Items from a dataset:
-*-*-

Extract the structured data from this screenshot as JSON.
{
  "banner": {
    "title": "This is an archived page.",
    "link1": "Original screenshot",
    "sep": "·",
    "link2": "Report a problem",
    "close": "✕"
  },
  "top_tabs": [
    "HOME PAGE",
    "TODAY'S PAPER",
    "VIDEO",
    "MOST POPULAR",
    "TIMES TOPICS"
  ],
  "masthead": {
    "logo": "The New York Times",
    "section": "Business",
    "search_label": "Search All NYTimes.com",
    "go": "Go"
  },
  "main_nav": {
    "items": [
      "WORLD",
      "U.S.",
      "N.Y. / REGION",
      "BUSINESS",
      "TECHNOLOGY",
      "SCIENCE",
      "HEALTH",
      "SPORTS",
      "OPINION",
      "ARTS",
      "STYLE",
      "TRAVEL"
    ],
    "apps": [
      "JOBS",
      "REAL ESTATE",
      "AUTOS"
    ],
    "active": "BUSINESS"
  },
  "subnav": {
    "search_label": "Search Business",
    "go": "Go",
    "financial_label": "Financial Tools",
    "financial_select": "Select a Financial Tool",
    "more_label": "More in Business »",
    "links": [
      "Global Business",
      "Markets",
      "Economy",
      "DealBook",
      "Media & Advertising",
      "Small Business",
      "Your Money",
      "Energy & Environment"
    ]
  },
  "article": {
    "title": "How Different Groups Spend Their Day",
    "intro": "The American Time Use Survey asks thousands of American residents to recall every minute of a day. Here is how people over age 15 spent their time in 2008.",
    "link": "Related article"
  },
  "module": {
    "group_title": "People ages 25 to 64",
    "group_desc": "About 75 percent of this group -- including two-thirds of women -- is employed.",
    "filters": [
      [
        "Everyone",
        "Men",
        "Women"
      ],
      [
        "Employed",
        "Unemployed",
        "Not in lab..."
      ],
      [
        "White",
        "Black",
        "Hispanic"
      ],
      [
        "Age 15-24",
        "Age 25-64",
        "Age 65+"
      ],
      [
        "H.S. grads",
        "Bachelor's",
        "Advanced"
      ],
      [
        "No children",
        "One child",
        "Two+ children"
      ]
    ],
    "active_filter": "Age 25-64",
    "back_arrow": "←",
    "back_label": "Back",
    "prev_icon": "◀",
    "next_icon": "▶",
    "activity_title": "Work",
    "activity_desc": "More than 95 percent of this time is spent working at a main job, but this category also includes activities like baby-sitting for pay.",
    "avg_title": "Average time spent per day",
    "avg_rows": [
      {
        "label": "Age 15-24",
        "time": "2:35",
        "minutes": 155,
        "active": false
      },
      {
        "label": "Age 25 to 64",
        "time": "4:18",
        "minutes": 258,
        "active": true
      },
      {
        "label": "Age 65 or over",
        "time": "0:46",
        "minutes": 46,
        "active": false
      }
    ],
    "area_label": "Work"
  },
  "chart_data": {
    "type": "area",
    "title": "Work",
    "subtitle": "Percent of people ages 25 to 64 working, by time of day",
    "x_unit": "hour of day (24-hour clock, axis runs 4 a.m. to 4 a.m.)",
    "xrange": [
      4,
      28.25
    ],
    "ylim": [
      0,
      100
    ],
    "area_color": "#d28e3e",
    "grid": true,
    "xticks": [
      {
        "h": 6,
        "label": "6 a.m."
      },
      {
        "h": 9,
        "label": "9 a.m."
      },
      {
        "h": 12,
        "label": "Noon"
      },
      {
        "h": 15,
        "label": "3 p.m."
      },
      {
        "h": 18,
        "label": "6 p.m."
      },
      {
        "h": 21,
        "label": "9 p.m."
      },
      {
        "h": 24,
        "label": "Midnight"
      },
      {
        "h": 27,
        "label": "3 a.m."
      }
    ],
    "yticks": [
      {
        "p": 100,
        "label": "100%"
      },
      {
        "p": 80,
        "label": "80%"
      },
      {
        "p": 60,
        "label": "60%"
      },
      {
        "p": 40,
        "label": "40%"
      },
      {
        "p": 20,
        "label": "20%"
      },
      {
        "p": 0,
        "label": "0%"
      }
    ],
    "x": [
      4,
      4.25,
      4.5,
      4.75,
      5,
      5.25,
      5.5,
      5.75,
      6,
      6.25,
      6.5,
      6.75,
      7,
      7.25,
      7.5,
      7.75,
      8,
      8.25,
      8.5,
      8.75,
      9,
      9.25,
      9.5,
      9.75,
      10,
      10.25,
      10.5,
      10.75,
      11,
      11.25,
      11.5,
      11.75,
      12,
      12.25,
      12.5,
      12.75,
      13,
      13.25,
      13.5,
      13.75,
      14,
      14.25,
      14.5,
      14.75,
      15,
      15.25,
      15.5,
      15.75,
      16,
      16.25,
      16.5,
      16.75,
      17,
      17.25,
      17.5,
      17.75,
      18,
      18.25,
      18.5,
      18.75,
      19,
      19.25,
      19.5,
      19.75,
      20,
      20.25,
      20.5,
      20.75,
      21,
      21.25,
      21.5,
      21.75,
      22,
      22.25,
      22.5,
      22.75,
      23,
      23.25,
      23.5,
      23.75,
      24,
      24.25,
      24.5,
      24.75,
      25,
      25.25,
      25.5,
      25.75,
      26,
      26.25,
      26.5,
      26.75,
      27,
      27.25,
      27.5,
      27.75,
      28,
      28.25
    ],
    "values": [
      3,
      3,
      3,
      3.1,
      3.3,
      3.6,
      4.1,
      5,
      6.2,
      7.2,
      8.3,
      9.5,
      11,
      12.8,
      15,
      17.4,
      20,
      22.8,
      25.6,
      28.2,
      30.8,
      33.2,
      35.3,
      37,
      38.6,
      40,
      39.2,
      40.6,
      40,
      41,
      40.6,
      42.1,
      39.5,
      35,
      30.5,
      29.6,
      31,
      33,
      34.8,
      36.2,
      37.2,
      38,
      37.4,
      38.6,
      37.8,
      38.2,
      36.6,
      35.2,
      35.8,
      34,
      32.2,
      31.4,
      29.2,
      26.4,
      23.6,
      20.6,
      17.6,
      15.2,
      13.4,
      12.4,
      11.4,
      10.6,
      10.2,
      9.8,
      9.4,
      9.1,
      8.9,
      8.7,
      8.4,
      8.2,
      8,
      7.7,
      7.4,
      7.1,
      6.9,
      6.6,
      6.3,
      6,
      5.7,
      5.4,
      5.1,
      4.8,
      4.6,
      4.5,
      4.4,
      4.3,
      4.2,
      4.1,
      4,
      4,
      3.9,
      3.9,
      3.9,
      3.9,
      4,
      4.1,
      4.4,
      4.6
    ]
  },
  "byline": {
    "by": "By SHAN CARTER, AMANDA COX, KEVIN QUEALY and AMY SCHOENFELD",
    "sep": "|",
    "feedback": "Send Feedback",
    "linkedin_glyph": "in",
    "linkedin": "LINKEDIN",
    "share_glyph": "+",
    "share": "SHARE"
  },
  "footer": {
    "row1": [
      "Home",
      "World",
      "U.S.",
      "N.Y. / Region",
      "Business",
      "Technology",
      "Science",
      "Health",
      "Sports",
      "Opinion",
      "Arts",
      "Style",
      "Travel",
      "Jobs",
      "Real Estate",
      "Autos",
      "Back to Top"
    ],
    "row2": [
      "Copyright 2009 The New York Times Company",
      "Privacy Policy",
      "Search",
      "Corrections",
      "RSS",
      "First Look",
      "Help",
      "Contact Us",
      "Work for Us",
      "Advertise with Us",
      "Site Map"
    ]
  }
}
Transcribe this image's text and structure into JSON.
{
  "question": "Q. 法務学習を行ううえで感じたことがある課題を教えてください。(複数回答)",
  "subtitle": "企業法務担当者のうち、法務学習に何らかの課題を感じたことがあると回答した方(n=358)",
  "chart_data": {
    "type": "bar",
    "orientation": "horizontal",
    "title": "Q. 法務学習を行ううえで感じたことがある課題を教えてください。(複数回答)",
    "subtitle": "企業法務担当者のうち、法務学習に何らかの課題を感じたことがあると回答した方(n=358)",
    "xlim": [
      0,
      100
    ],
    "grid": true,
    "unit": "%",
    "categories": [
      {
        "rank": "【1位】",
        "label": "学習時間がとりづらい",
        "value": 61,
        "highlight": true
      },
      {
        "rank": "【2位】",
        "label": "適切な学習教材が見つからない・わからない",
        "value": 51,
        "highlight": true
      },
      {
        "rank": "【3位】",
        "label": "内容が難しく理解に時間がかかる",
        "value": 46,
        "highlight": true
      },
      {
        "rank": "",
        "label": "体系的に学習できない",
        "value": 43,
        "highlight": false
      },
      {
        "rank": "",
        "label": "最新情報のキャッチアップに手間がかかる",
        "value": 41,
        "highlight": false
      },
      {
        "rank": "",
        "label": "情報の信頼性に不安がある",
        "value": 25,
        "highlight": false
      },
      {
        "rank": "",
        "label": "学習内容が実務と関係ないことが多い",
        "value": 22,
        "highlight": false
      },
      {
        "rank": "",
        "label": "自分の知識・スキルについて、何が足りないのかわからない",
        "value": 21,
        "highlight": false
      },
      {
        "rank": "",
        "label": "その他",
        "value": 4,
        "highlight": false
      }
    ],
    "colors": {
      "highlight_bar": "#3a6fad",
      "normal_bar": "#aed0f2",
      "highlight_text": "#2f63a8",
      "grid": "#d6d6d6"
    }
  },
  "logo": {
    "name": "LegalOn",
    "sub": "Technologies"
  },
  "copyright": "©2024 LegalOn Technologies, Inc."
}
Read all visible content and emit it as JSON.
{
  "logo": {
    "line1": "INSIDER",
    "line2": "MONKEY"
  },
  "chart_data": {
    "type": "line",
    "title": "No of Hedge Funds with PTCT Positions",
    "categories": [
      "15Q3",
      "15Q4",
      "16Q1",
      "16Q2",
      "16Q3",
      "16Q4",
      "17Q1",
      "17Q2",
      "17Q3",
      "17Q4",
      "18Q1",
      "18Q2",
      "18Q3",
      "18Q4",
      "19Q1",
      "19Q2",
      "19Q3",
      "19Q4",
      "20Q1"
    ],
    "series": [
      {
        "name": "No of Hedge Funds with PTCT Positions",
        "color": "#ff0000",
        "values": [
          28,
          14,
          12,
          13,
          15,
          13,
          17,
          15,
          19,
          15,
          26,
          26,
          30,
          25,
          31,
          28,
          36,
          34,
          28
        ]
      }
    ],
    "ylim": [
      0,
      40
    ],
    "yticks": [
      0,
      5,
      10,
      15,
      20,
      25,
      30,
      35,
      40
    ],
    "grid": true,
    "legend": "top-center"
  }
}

-*-*-

- _EXERCISE INSTRUCTIONS_
Locate "Read all visible content and emit it as JSON." in the data above. Then repeat, exactly, its line and each line after it through the last, adding nothing.

- _RESULT_
Read all visible content and emit it as JSON.
{
  "logo": {
    "line1": "INSIDER",
    "line2": "MONKEY"
  },
  "chart_data": {
    "type": "line",
    "title": "No of Hedge Funds with PTCT Positions",
    "categories": [
      "15Q3",
      "15Q4",
      "16Q1",
      "16Q2",
      "16Q3",
      "16Q4",
      "17Q1",
      "17Q2",
      "17Q3",
      "17Q4",
      "18Q1",
      "18Q2",
      "18Q3",
      "18Q4",
      "19Q1",
      "19Q2",
      "19Q3",
      "19Q4",
      "20Q1"
    ],
    "series": [
      {
        "name": "No of Hedge Funds with PTCT Positions",
        "color": "#ff0000",
        "values": [
          28,
          14,
          12,
          13,
          15,
          13,
          17,
          15,
          19,
          15,
          26,
          26,
          30,
          25,
          31,
          28,
          36,
          34,
          28
        ]
      }
    ],
    "ylim": [
      0,
      40
    ],
    "yticks": [
      0,
      5,
      10,
      15,
      20,
      25,
      30,
      35,
      40
    ],
    "grid": true,
    "legend": "top-center"
  }
}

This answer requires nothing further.